What the task requires: Look for the word "this" in each line and report the count of matching lines, with nothing added.

Provided data:
* * * * * * * * *

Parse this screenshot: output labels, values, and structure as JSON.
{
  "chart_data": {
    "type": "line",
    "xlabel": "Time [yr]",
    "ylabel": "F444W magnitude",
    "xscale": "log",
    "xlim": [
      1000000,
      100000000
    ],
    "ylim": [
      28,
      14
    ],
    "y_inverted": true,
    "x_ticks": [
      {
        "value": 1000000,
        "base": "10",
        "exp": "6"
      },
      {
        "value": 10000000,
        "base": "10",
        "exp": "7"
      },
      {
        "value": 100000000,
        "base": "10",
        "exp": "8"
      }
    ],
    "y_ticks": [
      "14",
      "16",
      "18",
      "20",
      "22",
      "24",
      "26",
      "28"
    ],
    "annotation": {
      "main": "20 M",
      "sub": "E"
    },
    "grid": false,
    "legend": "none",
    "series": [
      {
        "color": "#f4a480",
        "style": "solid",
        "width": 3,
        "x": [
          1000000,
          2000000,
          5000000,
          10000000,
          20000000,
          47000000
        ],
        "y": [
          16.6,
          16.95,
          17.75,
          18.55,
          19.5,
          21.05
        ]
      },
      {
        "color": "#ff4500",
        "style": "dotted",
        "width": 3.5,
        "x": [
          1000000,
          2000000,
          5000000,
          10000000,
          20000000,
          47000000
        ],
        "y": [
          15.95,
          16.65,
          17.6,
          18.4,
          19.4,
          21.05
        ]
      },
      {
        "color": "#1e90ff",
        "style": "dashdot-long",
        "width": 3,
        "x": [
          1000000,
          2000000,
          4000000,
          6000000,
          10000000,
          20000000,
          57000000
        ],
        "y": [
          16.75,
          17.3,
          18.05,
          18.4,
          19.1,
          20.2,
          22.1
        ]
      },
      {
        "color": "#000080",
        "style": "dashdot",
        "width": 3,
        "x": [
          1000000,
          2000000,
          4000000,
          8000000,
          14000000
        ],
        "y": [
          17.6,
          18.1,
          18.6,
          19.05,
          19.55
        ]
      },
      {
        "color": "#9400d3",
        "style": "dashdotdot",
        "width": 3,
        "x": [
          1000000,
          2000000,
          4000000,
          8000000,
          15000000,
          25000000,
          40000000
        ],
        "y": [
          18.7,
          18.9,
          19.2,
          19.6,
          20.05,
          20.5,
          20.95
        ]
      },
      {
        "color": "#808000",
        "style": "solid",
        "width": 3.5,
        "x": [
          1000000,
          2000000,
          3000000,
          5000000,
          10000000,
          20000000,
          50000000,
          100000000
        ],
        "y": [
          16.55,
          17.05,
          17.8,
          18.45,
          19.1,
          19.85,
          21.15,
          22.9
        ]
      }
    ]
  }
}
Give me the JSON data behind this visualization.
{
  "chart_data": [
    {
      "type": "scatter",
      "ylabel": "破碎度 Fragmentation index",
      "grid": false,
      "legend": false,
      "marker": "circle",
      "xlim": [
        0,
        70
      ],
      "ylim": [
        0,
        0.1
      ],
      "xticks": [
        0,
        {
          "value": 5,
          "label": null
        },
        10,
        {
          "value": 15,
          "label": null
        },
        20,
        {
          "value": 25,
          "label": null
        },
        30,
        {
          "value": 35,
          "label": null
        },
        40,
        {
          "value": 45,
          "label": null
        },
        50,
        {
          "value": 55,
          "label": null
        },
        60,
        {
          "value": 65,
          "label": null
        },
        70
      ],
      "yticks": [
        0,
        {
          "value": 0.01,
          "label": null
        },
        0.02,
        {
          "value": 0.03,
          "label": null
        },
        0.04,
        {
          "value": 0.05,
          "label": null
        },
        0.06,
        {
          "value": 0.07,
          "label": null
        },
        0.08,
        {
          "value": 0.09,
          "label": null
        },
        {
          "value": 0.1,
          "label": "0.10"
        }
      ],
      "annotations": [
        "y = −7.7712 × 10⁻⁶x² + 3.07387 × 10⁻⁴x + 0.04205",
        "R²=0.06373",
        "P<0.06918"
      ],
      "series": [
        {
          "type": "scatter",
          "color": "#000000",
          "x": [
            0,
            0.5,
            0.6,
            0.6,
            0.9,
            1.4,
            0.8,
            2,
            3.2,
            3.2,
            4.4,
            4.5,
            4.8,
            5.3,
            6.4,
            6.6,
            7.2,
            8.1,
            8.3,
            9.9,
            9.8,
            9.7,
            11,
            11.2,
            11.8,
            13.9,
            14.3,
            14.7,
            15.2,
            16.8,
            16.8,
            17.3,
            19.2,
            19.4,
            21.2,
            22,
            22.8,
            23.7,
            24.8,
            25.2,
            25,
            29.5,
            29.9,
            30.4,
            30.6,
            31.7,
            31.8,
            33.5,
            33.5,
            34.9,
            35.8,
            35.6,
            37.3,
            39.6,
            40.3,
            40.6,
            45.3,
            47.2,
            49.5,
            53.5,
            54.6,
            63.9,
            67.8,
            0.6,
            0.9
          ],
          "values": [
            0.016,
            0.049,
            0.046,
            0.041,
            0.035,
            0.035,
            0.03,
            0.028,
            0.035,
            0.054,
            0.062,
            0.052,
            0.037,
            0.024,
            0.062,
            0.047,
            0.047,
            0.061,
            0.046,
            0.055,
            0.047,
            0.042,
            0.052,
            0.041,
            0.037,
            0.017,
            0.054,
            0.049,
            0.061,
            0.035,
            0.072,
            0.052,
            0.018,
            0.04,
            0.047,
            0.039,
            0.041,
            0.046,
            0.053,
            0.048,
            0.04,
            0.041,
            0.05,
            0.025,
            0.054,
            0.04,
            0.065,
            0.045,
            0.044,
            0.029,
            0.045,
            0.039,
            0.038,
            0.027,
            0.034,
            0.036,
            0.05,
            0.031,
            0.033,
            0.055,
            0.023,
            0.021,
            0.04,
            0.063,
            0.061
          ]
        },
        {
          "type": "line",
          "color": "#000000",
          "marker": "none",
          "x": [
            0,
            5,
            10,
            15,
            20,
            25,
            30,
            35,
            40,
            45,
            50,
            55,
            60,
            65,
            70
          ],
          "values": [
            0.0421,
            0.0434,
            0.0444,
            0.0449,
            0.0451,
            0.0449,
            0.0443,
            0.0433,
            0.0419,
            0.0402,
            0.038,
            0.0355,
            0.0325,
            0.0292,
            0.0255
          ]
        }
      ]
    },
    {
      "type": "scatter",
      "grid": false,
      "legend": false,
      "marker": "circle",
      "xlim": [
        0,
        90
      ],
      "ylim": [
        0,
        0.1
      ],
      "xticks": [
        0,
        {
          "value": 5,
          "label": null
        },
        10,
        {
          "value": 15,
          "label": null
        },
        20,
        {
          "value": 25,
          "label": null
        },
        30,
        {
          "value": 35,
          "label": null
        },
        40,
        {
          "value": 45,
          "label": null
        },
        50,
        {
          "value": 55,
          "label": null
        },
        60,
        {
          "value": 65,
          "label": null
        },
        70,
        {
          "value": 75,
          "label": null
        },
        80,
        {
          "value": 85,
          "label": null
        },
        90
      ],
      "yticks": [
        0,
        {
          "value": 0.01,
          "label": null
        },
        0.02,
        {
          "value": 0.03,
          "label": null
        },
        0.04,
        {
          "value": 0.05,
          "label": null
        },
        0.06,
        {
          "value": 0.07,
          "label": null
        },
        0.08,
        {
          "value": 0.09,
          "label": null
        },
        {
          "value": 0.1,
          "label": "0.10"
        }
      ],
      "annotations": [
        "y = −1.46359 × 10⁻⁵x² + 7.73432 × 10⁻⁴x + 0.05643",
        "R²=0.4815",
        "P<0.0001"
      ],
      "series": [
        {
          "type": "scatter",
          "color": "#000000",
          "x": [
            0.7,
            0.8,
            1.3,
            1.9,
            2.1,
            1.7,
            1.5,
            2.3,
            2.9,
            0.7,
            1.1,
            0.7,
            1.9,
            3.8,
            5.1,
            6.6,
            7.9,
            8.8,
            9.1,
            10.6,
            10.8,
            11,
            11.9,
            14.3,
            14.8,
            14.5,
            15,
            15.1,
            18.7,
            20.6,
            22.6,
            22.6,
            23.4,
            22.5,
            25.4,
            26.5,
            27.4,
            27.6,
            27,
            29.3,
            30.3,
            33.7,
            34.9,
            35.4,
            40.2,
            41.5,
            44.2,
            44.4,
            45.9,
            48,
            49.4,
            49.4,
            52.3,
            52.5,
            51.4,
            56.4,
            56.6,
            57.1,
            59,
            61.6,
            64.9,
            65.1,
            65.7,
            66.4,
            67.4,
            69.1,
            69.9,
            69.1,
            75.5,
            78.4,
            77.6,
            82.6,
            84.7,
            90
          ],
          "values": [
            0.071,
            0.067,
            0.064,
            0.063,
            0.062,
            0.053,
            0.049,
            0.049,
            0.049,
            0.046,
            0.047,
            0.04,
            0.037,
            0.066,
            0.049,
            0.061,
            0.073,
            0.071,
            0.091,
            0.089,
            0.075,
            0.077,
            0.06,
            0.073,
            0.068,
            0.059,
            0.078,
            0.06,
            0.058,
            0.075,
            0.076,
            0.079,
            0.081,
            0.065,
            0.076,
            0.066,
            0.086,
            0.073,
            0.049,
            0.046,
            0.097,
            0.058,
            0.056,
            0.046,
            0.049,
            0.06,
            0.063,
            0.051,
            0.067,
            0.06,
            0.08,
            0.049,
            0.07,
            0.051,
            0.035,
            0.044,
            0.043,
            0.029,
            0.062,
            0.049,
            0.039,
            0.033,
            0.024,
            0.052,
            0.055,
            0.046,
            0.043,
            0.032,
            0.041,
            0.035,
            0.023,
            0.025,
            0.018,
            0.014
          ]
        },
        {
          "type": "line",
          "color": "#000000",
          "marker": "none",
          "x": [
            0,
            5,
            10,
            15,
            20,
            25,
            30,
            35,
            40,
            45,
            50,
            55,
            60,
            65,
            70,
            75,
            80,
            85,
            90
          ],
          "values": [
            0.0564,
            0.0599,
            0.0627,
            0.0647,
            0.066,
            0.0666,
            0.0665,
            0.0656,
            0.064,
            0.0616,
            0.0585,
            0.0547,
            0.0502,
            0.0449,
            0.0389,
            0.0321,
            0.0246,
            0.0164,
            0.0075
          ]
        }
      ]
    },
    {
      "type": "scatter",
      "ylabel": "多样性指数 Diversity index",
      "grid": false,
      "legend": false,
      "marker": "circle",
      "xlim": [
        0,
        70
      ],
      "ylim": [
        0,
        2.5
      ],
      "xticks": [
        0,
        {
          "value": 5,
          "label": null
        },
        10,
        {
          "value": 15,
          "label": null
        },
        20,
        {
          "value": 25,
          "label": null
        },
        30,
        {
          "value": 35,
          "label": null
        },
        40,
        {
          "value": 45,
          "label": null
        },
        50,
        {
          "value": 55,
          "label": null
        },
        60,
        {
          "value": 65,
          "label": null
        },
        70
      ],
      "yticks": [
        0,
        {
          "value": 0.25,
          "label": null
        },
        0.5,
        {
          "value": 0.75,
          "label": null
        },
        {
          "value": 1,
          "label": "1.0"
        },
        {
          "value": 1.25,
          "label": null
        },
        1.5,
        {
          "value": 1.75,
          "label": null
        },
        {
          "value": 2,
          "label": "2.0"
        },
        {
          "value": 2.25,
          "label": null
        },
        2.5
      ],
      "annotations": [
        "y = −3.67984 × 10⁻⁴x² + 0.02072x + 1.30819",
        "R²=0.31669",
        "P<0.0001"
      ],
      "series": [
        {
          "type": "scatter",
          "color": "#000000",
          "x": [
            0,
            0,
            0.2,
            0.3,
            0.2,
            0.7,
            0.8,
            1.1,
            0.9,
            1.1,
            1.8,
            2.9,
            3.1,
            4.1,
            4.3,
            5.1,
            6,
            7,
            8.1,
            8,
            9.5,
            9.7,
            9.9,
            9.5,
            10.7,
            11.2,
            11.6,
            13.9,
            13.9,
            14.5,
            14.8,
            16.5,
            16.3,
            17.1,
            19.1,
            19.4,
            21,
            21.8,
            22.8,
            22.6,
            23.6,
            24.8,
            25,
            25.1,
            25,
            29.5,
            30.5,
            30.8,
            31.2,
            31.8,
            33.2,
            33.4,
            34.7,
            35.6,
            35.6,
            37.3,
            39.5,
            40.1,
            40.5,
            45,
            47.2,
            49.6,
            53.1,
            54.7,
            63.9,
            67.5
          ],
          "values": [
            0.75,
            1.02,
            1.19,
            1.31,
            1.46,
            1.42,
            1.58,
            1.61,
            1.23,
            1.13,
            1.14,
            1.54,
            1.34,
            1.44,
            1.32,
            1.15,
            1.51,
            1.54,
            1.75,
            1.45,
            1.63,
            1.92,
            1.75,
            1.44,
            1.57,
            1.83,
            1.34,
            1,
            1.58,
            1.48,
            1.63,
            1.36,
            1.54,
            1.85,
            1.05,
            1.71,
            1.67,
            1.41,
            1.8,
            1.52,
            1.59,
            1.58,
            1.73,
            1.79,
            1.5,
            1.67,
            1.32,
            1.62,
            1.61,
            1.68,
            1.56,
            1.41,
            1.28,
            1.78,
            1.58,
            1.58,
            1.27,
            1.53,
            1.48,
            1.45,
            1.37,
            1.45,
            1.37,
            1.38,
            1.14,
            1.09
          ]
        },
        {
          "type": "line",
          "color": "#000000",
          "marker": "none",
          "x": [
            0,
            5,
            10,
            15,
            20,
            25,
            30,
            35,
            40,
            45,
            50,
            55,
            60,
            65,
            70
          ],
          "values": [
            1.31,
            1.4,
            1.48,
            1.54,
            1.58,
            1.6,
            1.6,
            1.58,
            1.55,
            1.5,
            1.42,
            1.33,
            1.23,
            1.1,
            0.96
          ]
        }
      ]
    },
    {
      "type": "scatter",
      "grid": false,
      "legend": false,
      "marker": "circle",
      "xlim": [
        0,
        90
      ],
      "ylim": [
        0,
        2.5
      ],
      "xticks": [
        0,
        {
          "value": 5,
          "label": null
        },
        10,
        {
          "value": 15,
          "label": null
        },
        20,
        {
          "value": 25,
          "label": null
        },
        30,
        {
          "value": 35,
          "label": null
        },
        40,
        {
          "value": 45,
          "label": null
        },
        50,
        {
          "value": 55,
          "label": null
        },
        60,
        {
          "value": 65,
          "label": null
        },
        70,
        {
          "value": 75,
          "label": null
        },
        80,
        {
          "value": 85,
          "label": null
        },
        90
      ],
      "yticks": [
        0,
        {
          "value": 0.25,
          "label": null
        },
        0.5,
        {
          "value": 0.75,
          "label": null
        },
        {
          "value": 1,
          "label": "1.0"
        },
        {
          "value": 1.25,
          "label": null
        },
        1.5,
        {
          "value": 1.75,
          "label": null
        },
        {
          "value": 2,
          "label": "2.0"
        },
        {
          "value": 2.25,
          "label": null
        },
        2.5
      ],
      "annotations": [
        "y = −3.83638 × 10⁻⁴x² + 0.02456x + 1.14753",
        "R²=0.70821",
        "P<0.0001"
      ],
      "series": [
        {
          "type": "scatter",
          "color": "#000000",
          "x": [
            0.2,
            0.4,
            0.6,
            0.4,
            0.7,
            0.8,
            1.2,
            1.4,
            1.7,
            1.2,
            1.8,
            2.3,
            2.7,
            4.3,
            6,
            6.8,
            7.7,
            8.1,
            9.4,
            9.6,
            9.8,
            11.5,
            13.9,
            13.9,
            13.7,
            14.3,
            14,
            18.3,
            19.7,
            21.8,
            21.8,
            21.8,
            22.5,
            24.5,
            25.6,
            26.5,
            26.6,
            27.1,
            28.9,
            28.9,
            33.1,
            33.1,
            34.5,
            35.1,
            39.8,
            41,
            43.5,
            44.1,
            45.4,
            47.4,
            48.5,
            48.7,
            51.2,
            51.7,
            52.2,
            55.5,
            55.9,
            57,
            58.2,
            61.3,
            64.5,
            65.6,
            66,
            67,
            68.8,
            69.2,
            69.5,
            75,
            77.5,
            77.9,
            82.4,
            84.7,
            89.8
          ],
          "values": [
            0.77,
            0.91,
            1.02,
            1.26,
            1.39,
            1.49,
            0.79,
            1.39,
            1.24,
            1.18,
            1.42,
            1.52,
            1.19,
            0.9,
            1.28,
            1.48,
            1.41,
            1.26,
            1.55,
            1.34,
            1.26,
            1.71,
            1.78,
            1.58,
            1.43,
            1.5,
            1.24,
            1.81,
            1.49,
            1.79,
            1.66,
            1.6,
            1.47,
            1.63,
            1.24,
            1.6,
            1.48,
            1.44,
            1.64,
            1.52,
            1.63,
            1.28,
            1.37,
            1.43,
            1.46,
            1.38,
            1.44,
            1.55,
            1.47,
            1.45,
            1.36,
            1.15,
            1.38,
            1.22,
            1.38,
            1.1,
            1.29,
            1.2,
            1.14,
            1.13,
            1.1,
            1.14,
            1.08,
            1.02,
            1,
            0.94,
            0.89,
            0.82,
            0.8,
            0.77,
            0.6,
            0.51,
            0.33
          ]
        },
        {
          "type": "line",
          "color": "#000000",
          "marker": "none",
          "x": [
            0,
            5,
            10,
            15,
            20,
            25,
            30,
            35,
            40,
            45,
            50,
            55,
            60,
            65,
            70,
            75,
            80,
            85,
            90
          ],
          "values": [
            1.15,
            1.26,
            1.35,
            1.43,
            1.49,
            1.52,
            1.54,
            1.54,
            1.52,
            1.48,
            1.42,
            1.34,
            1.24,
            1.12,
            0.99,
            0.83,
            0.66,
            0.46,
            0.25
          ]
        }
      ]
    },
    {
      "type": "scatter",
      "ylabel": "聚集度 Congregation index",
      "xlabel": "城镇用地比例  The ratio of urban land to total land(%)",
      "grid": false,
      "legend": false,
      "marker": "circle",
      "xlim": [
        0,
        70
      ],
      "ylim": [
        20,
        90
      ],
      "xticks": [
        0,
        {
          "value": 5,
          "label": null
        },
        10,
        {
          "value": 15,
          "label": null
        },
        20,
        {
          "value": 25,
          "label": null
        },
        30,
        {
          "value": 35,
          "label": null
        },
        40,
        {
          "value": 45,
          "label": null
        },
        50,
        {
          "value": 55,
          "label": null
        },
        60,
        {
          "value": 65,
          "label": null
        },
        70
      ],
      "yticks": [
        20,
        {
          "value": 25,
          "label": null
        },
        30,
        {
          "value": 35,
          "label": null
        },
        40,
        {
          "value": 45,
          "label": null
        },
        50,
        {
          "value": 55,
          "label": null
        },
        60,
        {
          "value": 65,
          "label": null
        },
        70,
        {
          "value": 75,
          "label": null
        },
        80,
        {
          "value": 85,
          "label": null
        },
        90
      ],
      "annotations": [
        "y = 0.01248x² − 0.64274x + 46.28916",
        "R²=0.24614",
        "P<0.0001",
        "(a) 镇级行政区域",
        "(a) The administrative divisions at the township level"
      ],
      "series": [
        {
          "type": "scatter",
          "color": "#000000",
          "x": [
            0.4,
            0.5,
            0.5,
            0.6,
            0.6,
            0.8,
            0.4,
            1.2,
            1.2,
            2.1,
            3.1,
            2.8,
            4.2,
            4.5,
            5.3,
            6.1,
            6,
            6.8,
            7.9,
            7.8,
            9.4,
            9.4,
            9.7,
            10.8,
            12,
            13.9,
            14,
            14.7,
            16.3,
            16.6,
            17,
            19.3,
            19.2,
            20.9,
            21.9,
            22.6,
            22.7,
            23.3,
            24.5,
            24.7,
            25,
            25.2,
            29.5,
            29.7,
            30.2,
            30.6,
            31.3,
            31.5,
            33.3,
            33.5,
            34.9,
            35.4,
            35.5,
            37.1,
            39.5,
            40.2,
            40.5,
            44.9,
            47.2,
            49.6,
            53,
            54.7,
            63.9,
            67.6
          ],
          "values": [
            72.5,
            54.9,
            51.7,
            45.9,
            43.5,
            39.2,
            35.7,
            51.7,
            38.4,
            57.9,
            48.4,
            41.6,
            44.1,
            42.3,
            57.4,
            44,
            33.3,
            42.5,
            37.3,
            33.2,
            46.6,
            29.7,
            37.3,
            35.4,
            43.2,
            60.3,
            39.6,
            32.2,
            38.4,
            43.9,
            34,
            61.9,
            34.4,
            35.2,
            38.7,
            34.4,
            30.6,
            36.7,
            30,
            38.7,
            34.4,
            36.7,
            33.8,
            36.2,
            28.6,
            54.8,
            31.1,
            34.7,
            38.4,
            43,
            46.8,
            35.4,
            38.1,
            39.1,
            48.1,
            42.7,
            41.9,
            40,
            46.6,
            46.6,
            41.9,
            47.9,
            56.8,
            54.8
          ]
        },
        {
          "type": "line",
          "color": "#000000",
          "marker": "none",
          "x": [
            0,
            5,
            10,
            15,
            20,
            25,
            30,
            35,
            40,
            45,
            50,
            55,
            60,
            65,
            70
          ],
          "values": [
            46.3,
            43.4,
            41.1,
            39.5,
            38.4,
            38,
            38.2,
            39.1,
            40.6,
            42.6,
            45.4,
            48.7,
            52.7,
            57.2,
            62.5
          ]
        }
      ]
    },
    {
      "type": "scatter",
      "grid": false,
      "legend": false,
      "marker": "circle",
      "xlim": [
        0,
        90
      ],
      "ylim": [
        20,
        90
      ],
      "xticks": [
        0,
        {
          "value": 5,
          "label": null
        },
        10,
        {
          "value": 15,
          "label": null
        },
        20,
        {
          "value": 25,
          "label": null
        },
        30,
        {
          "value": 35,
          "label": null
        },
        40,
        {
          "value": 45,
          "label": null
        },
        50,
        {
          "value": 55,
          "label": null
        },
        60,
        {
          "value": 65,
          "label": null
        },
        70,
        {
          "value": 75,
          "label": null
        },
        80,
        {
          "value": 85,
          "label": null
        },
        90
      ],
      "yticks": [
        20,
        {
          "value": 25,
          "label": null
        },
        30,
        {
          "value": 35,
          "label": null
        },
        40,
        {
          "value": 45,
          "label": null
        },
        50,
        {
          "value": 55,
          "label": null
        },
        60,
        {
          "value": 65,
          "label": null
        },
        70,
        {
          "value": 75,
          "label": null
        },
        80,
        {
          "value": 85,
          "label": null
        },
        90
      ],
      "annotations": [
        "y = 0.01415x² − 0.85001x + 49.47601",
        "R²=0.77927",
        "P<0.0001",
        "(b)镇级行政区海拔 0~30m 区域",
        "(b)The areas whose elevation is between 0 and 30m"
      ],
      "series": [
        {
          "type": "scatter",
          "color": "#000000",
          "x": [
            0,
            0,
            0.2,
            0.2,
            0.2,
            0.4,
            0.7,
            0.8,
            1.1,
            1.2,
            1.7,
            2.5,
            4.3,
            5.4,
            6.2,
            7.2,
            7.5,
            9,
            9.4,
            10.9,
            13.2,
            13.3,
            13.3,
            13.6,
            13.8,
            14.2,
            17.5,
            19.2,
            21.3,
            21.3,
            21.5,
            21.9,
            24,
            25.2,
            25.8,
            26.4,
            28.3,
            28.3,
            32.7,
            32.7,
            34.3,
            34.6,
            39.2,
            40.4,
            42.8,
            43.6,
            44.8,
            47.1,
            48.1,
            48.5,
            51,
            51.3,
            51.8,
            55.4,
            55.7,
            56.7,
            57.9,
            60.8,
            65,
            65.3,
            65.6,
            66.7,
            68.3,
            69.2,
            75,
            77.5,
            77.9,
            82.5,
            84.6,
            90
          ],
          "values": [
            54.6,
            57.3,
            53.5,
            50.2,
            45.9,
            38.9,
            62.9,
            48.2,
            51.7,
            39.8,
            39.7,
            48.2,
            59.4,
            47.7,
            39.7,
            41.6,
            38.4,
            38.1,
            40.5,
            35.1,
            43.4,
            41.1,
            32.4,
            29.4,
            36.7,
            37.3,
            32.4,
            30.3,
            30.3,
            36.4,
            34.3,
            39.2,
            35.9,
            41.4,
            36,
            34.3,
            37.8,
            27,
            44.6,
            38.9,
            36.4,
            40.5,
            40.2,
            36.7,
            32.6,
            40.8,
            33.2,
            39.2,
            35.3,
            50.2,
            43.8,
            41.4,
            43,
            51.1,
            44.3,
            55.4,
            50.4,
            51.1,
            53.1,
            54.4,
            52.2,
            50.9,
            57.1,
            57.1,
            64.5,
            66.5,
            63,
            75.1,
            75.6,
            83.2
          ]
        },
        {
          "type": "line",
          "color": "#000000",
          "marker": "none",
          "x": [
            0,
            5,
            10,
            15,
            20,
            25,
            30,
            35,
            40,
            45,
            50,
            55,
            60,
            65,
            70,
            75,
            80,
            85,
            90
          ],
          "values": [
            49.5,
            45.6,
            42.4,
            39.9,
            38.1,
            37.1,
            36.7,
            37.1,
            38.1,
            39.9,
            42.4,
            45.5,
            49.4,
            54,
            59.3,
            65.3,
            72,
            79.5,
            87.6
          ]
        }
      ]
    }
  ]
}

* * * * * * * * *

Written answer: 2